[Begin Input material]

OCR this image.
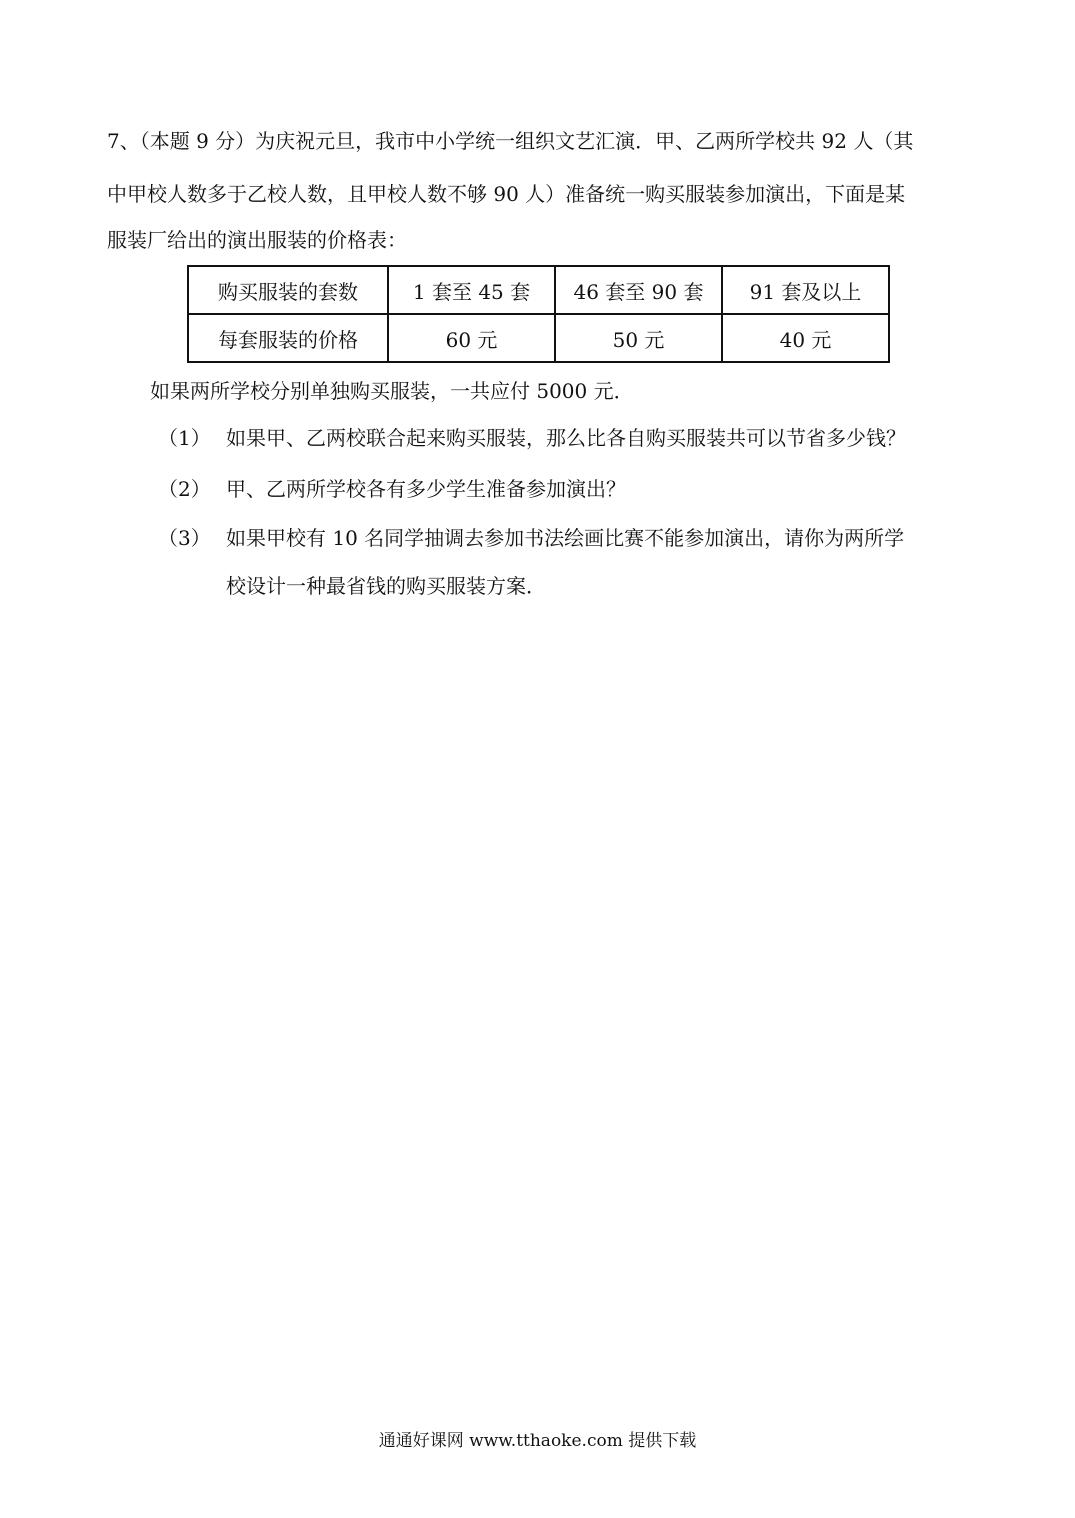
7、（本题 9 分）为庆祝元旦，我市中小学统一组织文艺汇演．甲、乙两所学校共 92 人（其
中甲校人数多于乙校人数，且甲校人数不够 90 人）准备统一购买服装参加演出，下面是某
服装厂给出的演出服装的价格表：
购买服装的套数	1 套至 45 套	46 套至 90 套	91 套及以上
每套服装的价格	60 元	50 元	40 元
如果两所学校分别单独购买服装，一共应付 5000 元．
（1） 如果甲、乙两校联合起来购买服装，那么比各自购买服装共可以节省多少钱？
（2） 甲、乙两所学校各有多少学生准备参加演出？
（3） 如果甲校有 10 名同学抽调去参加书法绘画比赛不能参加演出，请你为两所学
校设计一种最省钱的购买服装方案．
通通好课网 www.tthaoke.com 提供下载
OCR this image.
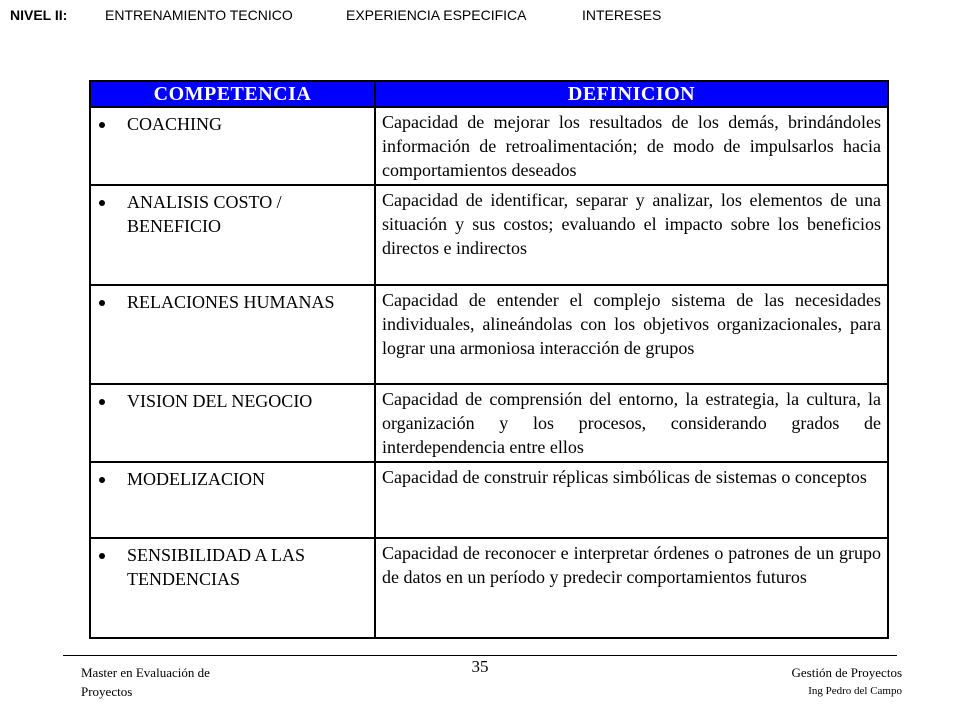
NIVEL II:	ENTRENAMIENTO TECNICO	EXPERIENCIA ESPECIFICA	INTERESES
COMPETENCIA	DEFINICION

COACHING	Capacidad de mejorar los resultados de los demás, brindándoles información de retroalimentación; de modo de impulsarlos hacia comportamientos deseados

ANALISIS COSTO / BENEFICIO	Capacidad de identificar, separar y analizar, los elementos de una situación y sus costos; evaluando el impacto sobre los beneficios directos e indirectos

RELACIONES HUMANAS	Capacidad de entender el complejo sistema de las necesidades individuales, alineándolas con los objetivos organizacionales, para lograr una armoniosa interacción de grupos

VISION DEL NEGOCIO	Capacidad de comprensión del entorno, la estrategia, la cultura, la organización y los procesos, considerando grados de interdependencia entre ellos

MODELIZACION	Capacidad de construir réplicas simbólicas de sistemas o conceptos

SENSIBILIDAD A LAS TENDENCIAS	Capacidad de reconocer e interpretar órdenes o patrones de un grupo de datos en un período y predecir comportamientos futuros
Master en Evaluación de Proyectos
35	Gestión de Proyectos
Ing Pedro del Campo
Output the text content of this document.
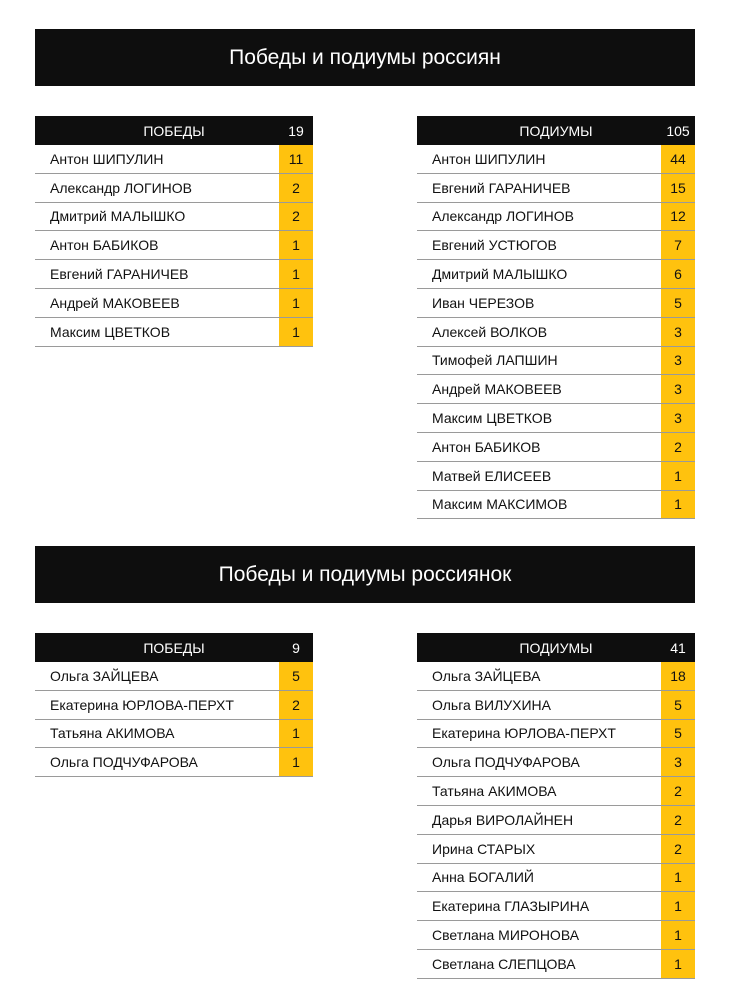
Победы и подиумы россиян
ПОБЕДЫ	19
Антон ШИПУЛИН	11
Александр ЛОГИНОВ	2
Дмитрий МАЛЫШКО	2
Антон БАБИКОВ	1
Евгений ГАРАНИЧЕВ	1
Андрей МАКОВЕЕВ	1
Максим ЦВЕТКОВ	1
ПОДИУМЫ	105
Антон ШИПУЛИН	44
Евгений ГАРАНИЧЕВ	15
Александр ЛОГИНОВ	12
Евгений УСТЮГОВ	7
Дмитрий МАЛЫШКО	6
Иван ЧЕРЕЗОВ	5
Алексей ВОЛКОВ	3
Тимофей ЛАПШИН	3
Андрей МАКОВЕЕВ	3
Максим ЦВЕТКОВ	3
Антон БАБИКОВ	2
Матвей ЕЛИСЕЕВ	1
Максим МАКСИМОВ	1
Победы и подиумы россиянок
ПОБЕДЫ	9
Ольга ЗАЙЦЕВА	5
Екатерина ЮРЛОВА-ПЕРХТ	2
Татьяна АКИМОВА	1
Ольга ПОДЧУФАРОВА	1
ПОДИУМЫ	41
Ольга ЗАЙЦЕВА	18
Ольга ВИЛУХИНА	5
Екатерина ЮРЛОВА-ПЕРХТ	5
Ольга ПОДЧУФАРОВА	3
Татьяна АКИМОВА	2
Дарья ВИРОЛАЙНЕН	2
Ирина СТАРЫХ	2
Анна БОГАЛИЙ	1
Екатерина ГЛАЗЫРИНА	1
Светлана МИРОНОВА	1
Светлана СЛЕПЦОВА	1
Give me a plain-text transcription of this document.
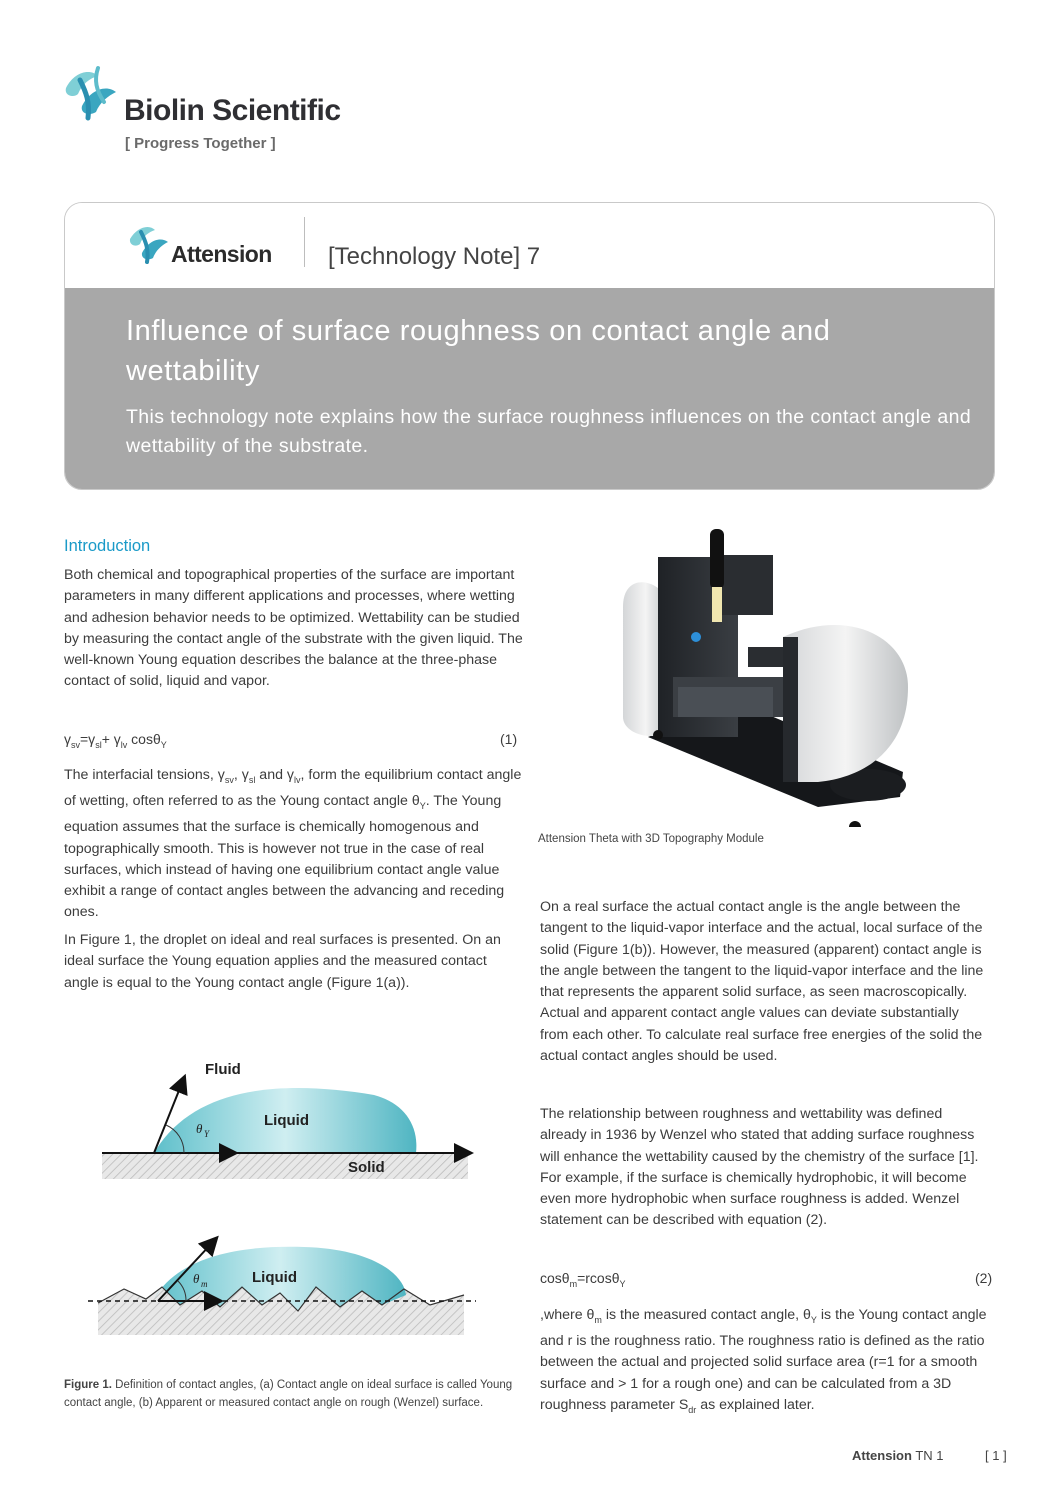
Biolin Scientific
[ Progress Together ]
Attension [Technology Note] 7
Influence of surface roughness on contact angle and wettability
This technology note explains how the surface roughness influences on the contact angle and wettability of the substrate.
Introduction
Both chemical and topographical properties of the surface are important parameters in many different applications and processes, where wetting and adhesion behavior needs to be optimized. Wettability can be studied by measuring the contact angle of the substrate with the given liquid. The well-known Young equation describes the balance at the three-phase contact of solid, liquid and vapor.
$\gamma_{sv}=\gamma_{sl}+ \gamma_{lv}$ cosθ$_Y$	(1)
The interfacial tensions, $\gamma_{sv}$, $\gamma_{sl}$ and $\gamma_{lv}$, form the equilibrium contact angle of wetting, often referred to as the Young contact angle $\theta_Y$. The Young equation assumes that the surface is chemically homogenous and topographically smooth. This is however not true in the case of real surfaces, which instead of having one equilibrium contact angle value exhibit a range of contact angles between the advancing and receding ones.
In Figure 1, the droplet on ideal and real surfaces is presented. On an ideal surface the Young equation applies and the measured contact angle is equal to the Young contact angle (Figure 1(a)).
Attension Theta with 3D Topography Module
On a real surface the actual contact angle is the angle between the tangent to the liquid-vapor interface and the actual, local surface of the solid (Figure 1(b)). However, the measured (apparent) contact angle is the angle between the tangent to the liquid-vapor interface and the line that represents the apparent solid surface, as seen macroscopically. Actual and apparent contact angle values can deviate substantially from each other. To calculate real surface free energies of the solid the actual contact angles should be used.
The relationship between roughness and wettability was defined already in 1936 by Wenzel who stated that adding surface roughness will enhance the wettability caused by the chemistry of the surface [1]. For example, if the surface is chemically hydrophobic, it will become even more hydrophobic when surface roughness is added. Wenzel statement can be described with equation (2).
cosθ$_m$=rcosθ$_Y$	(2)
,where $\theta_m$ is the measured contact angle, $\theta_Y$ is the Young contact angle and r is the roughness ratio. The roughness ratio is defined as the ratio between the actual and projected solid surface area (r=1 for a smooth surface and > 1 for a rough one) and can be calculated from a 3D roughness parameter $S_{dr}$ as explained later.
Fluid
Liquid
Solid
θ Y
Liquid
θ m
Figure 1. Definition of contact angles, (a) Contact angle on ideal surface is called Young contact angle, (b) Apparent or measured contact angle on rough (Wenzel) surface.
Attension TN 1	[ 1 ]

[End Input material]

• [Exercise task]: Reproduce the entries exactly. Do not carry over any picture.

• [Solution to the problem]:
OCR this image.
7、（本题 9 分）为庆祝元旦，我市中小学统一组织文艺汇演．甲、乙两所学校共 92 人（其
中甲校人数多于乙校人数，且甲校人数不够 90 人）准备统一购买服装参加演出，下面是某
服装厂给出的演出服装的价格表：
购买服装的套数	1 套至 45 套	46 套至 90 套	91 套及以上
每套服装的价格	60 元	50 元	40 元
如果两所学校分别单独购买服装，一共应付 5000 元．
（1） 如果甲、乙两校联合起来购买服装，那么比各自购买服装共可以节省多少钱？
（2） 甲、乙两所学校各有多少学生准备参加演出？
（3） 如果甲校有 10 名同学抽调去参加书法绘画比赛不能参加演出，请你为两所学
校设计一种最省钱的购买服装方案．
通通好课网 www.tthaoke.com 提供下载
OCR this image.
NIVEL II:	ENTRENAMIENTO TECNICO	EXPERIENCIA ESPECIFICA	INTERESES
COMPETENCIA	DEFINICION

COACHING	Capacidad de mejorar los resultados de los demás, brindándoles información de retroalimentación; de modo de impulsarlos hacia comportamientos deseados

ANALISIS COSTO / BENEFICIO	Capacidad de identificar, separar y analizar, los elementos de una situación y sus costos; evaluando el impacto sobre los beneficios directos e indirectos

RELACIONES HUMANAS	Capacidad de entender el complejo sistema de las necesidades individuales, alineándolas con los objetivos organizacionales, para lograr una armoniosa interacción de grupos

VISION DEL NEGOCIO	Capacidad de comprensión del entorno, la estrategia, la cultura, la organización y los procesos, considerando grados de interdependencia entre ellos

MODELIZACION	Capacidad de construir réplicas simbólicas de sistemas o conceptos

SENSIBILIDAD A LAS TENDENCIAS	Capacidad de reconocer e interpretar órdenes o patrones de un grupo de datos en un período y predecir comportamientos futuros
Master en Evaluación de Proyectos
35	Gestión de Proyectos
Ing Pedro del Campo
Output the text content of this document.
Победы и подиумы россиян
ПОБЕДЫ	19
Антон ШИПУЛИН	11
Александр ЛОГИНОВ	2
Дмитрий МАЛЫШКО	2
Антон БАБИКОВ	1
Евгений ГАРАНИЧЕВ	1
Андрей МАКОВЕЕВ	1
Максим ЦВЕТКОВ	1
ПОДИУМЫ	105
Антон ШИПУЛИН	44
Евгений ГАРАНИЧЕВ	15
Александр ЛОГИНОВ	12
Евгений УСТЮГОВ	7
Дмитрий МАЛЫШКО	6
Иван ЧЕРЕЗОВ	5
Алексей ВОЛКОВ	3
Тимофей ЛАПШИН	3
Андрей МАКОВЕЕВ	3
Максим ЦВЕТКОВ	3
Антон БАБИКОВ	2
Матвей ЕЛИСЕЕВ	1
Максим МАКСИМОВ	1
Победы и подиумы россиянок
ПОБЕДЫ	9
Ольга ЗАЙЦЕВА	5
Екатерина ЮРЛОВА-ПЕРХТ	2
Татьяна АКИМОВА	1
Ольга ПОДЧУФАРОВА	1
ПОДИУМЫ	41
Ольга ЗАЙЦЕВА	18
Ольга ВИЛУХИНА	5
Екатерина ЮРЛОВА-ПЕРХТ	5
Ольга ПОДЧУФАРОВА	3
Татьяна АКИМОВА	2
Дарья ВИРОЛАЙНЕН	2
Ирина СТАРЫХ	2
Анна БОГАЛИЙ	1
Екатерина ГЛАЗЫРИНА	1
Светлана МИРОНОВА	1
Светлана СЛЕПЦОВА	1
Give me a plain-text transcription of this document.
Biolin Scientific
[ Progress Together ]
Attension [Technology Note] 7
Influence of surface roughness on contact angle and wettability
This technology note explains how the surface roughness influences on the contact angle and wettability of the substrate.
Introduction
Both chemical and topographical properties of the surface are important parameters in many different applications and processes, where wetting and adhesion behavior needs to be optimized. Wettability can be studied by measuring the contact angle of the substrate with the given liquid. The well-known Young equation describes the balance at the three-phase contact of solid, liquid and vapor.
$\gamma_{sv}=\gamma_{sl}+ \gamma_{lv}$ cosθ$_Y$	(1)
The interfacial tensions, $\gamma_{sv}$, $\gamma_{sl}$ and $\gamma_{lv}$, form the equilibrium contact angle of wetting, often referred to as the Young contact angle $\theta_Y$. The Young equation assumes that the surface is chemically homogenous and topographically smooth. This is however not true in the case of real surfaces, which instead of having one equilibrium contact angle value exhibit a range of contact angles between the advancing and receding ones.
In Figure 1, the droplet on ideal and real surfaces is presented. On an ideal surface the Young equation applies and the measured contact angle is equal to the Young contact angle (Figure 1(a)).
Attension Theta with 3D Topography Module
On a real surface the actual contact angle is the angle between the tangent to the liquid-vapor interface and the actual, local surface of the solid (Figure 1(b)). However, the measured (apparent) contact angle is the angle between the tangent to the liquid-vapor interface and the line that represents the apparent solid surface, as seen macroscopically. Actual and apparent contact angle values can deviate substantially from each other. To calculate real surface free energies of the solid the actual contact angles should be used.
The relationship between roughness and wettability was defined already in 1936 by Wenzel who stated that adding surface roughness will enhance the wettability caused by the chemistry of the surface [1]. For example, if the surface is chemically hydrophobic, it will become even more hydrophobic when surface roughness is added. Wenzel statement can be described with equation (2).
cosθ$_m$=rcosθ$_Y$	(2)
,where $\theta_m$ is the measured contact angle, $\theta_Y$ is the Young contact angle and r is the roughness ratio. The roughness ratio is defined as the ratio between the actual and projected solid surface area (r=1 for a smooth surface and > 1 for a rough one) and can be calculated from a 3D roughness parameter $S_{dr}$ as explained later.
Fluid
Liquid
Solid
θ Y
Liquid
θ m
Figure 1. Definition of contact angles, (a) Contact angle on ideal surface is called Young contact angle, (b) Apparent or measured contact angle on rough (Wenzel) surface.
Attension TN 1	[ 1 ]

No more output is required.